◆ DATA SHOWN ◆

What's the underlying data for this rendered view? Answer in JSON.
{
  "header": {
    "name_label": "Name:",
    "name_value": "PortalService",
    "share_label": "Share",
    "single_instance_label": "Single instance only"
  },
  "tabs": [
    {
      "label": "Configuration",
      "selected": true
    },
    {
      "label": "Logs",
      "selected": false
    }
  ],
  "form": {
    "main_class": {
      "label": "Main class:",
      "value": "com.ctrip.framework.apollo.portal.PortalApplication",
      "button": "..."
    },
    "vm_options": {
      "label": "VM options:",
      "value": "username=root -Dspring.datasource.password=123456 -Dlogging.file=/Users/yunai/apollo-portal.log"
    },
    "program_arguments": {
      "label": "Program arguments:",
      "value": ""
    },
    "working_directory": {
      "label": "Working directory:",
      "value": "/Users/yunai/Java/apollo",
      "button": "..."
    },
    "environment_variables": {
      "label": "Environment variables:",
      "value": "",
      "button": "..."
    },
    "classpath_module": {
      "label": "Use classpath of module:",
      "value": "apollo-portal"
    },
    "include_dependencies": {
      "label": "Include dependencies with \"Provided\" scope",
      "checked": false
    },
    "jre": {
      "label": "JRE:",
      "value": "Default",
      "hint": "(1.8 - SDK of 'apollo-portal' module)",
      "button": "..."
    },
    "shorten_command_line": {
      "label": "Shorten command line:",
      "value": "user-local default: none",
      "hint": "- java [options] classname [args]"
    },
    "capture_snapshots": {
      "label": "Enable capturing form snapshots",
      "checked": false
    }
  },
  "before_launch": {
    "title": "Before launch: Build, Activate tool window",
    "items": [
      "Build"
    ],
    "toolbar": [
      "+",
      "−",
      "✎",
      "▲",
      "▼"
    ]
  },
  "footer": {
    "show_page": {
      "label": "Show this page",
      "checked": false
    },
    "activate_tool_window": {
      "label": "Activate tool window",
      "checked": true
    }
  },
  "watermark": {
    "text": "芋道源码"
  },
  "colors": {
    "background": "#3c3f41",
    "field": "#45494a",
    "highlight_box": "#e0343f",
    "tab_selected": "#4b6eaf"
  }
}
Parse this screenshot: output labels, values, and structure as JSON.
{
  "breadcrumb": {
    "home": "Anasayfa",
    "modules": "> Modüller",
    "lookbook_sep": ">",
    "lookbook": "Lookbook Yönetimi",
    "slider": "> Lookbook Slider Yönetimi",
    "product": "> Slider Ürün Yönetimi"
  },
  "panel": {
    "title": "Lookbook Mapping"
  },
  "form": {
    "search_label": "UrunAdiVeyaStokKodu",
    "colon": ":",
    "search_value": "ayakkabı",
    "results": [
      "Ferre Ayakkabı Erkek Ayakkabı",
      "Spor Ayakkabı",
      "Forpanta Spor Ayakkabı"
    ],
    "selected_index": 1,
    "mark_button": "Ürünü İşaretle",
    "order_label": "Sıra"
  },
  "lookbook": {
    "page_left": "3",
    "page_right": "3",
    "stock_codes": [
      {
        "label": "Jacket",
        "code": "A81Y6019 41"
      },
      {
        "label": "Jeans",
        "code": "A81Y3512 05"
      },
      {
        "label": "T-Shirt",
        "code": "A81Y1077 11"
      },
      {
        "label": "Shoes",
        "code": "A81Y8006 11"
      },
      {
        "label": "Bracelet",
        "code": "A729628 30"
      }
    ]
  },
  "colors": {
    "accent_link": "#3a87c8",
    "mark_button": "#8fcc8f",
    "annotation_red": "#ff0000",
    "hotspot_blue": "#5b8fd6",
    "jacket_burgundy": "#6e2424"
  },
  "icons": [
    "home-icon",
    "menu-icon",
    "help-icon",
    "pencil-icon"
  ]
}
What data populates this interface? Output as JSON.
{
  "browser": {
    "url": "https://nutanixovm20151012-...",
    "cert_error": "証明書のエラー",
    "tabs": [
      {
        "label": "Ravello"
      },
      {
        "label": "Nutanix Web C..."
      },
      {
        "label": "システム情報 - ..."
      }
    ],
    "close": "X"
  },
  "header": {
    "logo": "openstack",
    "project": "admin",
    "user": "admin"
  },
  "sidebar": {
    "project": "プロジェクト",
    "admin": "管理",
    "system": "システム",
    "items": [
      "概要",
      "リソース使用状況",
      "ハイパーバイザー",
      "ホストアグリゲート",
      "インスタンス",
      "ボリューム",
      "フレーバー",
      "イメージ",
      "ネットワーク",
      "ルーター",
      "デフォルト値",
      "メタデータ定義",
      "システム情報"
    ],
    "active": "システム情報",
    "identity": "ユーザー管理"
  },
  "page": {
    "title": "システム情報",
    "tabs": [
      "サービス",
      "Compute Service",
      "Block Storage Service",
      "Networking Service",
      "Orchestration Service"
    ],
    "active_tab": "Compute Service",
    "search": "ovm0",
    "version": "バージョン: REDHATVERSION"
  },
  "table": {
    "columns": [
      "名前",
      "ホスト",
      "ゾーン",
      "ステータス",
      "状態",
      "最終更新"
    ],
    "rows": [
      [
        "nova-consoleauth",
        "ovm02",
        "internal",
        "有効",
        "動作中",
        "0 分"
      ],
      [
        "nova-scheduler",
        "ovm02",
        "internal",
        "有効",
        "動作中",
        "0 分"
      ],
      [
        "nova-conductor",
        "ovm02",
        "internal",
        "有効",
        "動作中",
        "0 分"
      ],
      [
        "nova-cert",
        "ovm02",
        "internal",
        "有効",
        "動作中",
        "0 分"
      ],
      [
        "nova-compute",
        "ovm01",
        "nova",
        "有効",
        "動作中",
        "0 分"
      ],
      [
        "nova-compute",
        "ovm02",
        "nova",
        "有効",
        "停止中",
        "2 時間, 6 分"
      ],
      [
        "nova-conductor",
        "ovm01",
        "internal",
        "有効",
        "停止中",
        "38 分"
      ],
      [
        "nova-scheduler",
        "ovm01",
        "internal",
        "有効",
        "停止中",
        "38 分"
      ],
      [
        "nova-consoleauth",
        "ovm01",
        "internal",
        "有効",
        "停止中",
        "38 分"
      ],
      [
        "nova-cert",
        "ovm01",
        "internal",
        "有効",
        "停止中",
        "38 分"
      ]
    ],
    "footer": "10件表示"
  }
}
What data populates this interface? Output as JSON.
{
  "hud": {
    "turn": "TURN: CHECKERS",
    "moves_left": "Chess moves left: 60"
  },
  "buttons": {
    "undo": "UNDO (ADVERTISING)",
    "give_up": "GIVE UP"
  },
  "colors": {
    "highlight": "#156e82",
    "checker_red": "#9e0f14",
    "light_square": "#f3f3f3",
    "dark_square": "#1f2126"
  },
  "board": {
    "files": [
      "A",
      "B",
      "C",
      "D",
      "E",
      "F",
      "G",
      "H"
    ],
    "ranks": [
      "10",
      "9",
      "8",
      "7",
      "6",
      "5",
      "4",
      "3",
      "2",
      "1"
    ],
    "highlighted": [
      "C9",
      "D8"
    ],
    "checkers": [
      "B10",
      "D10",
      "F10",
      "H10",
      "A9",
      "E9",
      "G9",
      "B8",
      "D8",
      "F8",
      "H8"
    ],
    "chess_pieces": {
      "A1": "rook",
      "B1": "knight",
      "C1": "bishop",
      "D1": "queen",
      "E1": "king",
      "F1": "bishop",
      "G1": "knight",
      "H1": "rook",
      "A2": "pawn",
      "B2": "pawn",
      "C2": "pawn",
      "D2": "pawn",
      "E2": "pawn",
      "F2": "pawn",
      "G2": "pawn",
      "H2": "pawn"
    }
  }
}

◆ WRITTEN TASK ◆
Each entry above is to be quoted exactly.

◆ REPLY TO THE TASK ◆
What's the underlying data for this rendered view? Answer in JSON.
{
  "header": {
    "name_label": "Name:",
    "name_value": "PortalService",
    "share_label": "Share",
    "single_instance_label": "Single instance only"
  },
  "tabs": [
    {
      "label": "Configuration",
      "selected": true
    },
    {
      "label": "Logs",
      "selected": false
    }
  ],
  "form": {
    "main_class": {
      "label": "Main class:",
      "value": "com.ctrip.framework.apollo.portal.PortalApplication",
      "button": "..."
    },
    "vm_options": {
      "label": "VM options:",
      "value": "username=root -Dspring.datasource.password=123456 -Dlogging.file=/Users/yunai/apollo-portal.log"
    },
    "program_arguments": {
      "label": "Program arguments:",
      "value": ""
    },
    "working_directory": {
      "label": "Working directory:",
      "value": "/Users/yunai/Java/apollo",
      "button": "..."
    },
    "environment_variables": {
      "label": "Environment variables:",
      "value": "",
      "button": "..."
    },
    "classpath_module": {
      "label": "Use classpath of module:",
      "value": "apollo-portal"
    },
    "include_dependencies": {
      "label": "Include dependencies with \"Provided\" scope",
      "checked": false
    },
    "jre": {
      "label": "JRE:",
      "value": "Default",
      "hint": "(1.8 - SDK of 'apollo-portal' module)",
      "button": "..."
    },
    "shorten_command_line": {
      "label": "Shorten command line:",
      "value": "user-local default: none",
      "hint": "- java [options] classname [args]"
    },
    "capture_snapshots": {
      "label": "Enable capturing form snapshots",
      "checked": false
    }
  },
  "before_launch": {
    "title": "Before launch: Build, Activate tool window",
    "items": [
      "Build"
    ],
    "toolbar": [
      "+",
      "−",
      "✎",
      "▲",
      "▼"
    ]
  },
  "footer": {
    "show_page": {
      "label": "Show this page",
      "checked": false
    },
    "activate_tool_window": {
      "label": "Activate tool window",
      "checked": true
    }
  },
  "watermark": {
    "text": "芋道源码"
  },
  "colors": {
    "background": "#3c3f41",
    "field": "#45494a",
    "highlight_box": "#e0343f",
    "tab_selected": "#4b6eaf"
  }
}
Parse this screenshot: output labels, values, and structure as JSON.
{
  "breadcrumb": {
    "home": "Anasayfa",
    "modules": "> Modüller",
    "lookbook_sep": ">",
    "lookbook": "Lookbook Yönetimi",
    "slider": "> Lookbook Slider Yönetimi",
    "product": "> Slider Ürün Yönetimi"
  },
  "panel": {
    "title": "Lookbook Mapping"
  },
  "form": {
    "search_label": "UrunAdiVeyaStokKodu",
    "colon": ":",
    "search_value": "ayakkabı",
    "results": [
      "Ferre Ayakkabı Erkek Ayakkabı",
      "Spor Ayakkabı",
      "Forpanta Spor Ayakkabı"
    ],
    "selected_index": 1,
    "mark_button": "Ürünü İşaretle",
    "order_label": "Sıra"
  },
  "lookbook": {
    "page_left": "3",
    "page_right": "3",
    "stock_codes": [
      {
        "label": "Jacket",
        "code": "A81Y6019 41"
      },
      {
        "label": "Jeans",
        "code": "A81Y3512 05"
      },
      {
        "label": "T-Shirt",
        "code": "A81Y1077 11"
      },
      {
        "label": "Shoes",
        "code": "A81Y8006 11"
      },
      {
        "label": "Bracelet",
        "code": "A729628 30"
      }
    ]
  },
  "colors": {
    "accent_link": "#3a87c8",
    "mark_button": "#8fcc8f",
    "annotation_red": "#ff0000",
    "hotspot_blue": "#5b8fd6",
    "jacket_burgundy": "#6e2424"
  },
  "icons": [
    "home-icon",
    "menu-icon",
    "help-icon",
    "pencil-icon"
  ]
}
What data populates this interface? Output as JSON.
{
  "browser": {
    "url": "https://nutanixovm20151012-...",
    "cert_error": "証明書のエラー",
    "tabs": [
      {
        "label": "Ravello"
      },
      {
        "label": "Nutanix Web C..."
      },
      {
        "label": "システム情報 - ..."
      }
    ],
    "close": "X"
  },
  "header": {
    "logo": "openstack",
    "project": "admin",
    "user": "admin"
  },
  "sidebar": {
    "project": "プロジェクト",
    "admin": "管理",
    "system": "システム",
    "items": [
      "概要",
      "リソース使用状況",
      "ハイパーバイザー",
      "ホストアグリゲート",
      "インスタンス",
      "ボリューム",
      "フレーバー",
      "イメージ",
      "ネットワーク",
      "ルーター",
      "デフォルト値",
      "メタデータ定義",
      "システム情報"
    ],
    "active": "システム情報",
    "identity": "ユーザー管理"
  },
  "page": {
    "title": "システム情報",
    "tabs": [
      "サービス",
      "Compute Service",
      "Block Storage Service",
      "Networking Service",
      "Orchestration Service"
    ],
    "active_tab": "Compute Service",
    "search": "ovm0",
    "version": "バージョン: REDHATVERSION"
  },
  "table": {
    "columns": [
      "名前",
      "ホスト",
      "ゾーン",
      "ステータス",
      "状態",
      "最終更新"
    ],
    "rows": [
      [
        "nova-consoleauth",
        "ovm02",
        "internal",
        "有効",
        "動作中",
        "0 分"
      ],
      [
        "nova-scheduler",
        "ovm02",
        "internal",
        "有効",
        "動作中",
        "0 分"
      ],
      [
        "nova-conductor",
        "ovm02",
        "internal",
        "有効",
        "動作中",
        "0 分"
      ],
      [
        "nova-cert",
        "ovm02",
        "internal",
        "有効",
        "動作中",
        "0 分"
      ],
      [
        "nova-compute",
        "ovm01",
        "nova",
        "有効",
        "動作中",
        "0 分"
      ],
      [
        "nova-compute",
        "ovm02",
        "nova",
        "有効",
        "停止中",
        "2 時間, 6 分"
      ],
      [
        "nova-conductor",
        "ovm01",
        "internal",
        "有効",
        "停止中",
        "38 分"
      ],
      [
        "nova-scheduler",
        "ovm01",
        "internal",
        "有効",
        "停止中",
        "38 分"
      ],
      [
        "nova-consoleauth",
        "ovm01",
        "internal",
        "有効",
        "停止中",
        "38 分"
      ],
      [
        "nova-cert",
        "ovm01",
        "internal",
        "有効",
        "停止中",
        "38 分"
      ]
    ],
    "footer": "10件表示"
  }
}
What data populates this interface? Output as JSON.
{
  "hud": {
    "turn": "TURN: CHECKERS",
    "moves_left": "Chess moves left: 60"
  },
  "buttons": {
    "undo": "UNDO (ADVERTISING)",
    "give_up": "GIVE UP"
  },
  "colors": {
    "highlight": "#156e82",
    "checker_red": "#9e0f14",
    "light_square": "#f3f3f3",
    "dark_square": "#1f2126"
  },
  "board": {
    "files": [
      "A",
      "B",
      "C",
      "D",
      "E",
      "F",
      "G",
      "H"
    ],
    "ranks": [
      "10",
      "9",
      "8",
      "7",
      "6",
      "5",
      "4",
      "3",
      "2",
      "1"
    ],
    "highlighted": [
      "C9",
      "D8"
    ],
    "checkers": [
      "B10",
      "D10",
      "F10",
      "H10",
      "A9",
      "E9",
      "G9",
      "B8",
      "D8",
      "F8",
      "H8"
    ],
    "chess_pieces": {
      "A1": "rook",
      "B1": "knight",
      "C1": "bishop",
      "D1": "queen",
      "E1": "king",
      "F1": "bishop",
      "G1": "knight",
      "H1": "rook",
      "A2": "pawn",
      "B2": "pawn",
      "C2": "pawn",
      "D2": "pawn",
      "E2": "pawn",
      "F2": "pawn",
      "G2": "pawn",
      "H2": "pawn"
    }
  }
}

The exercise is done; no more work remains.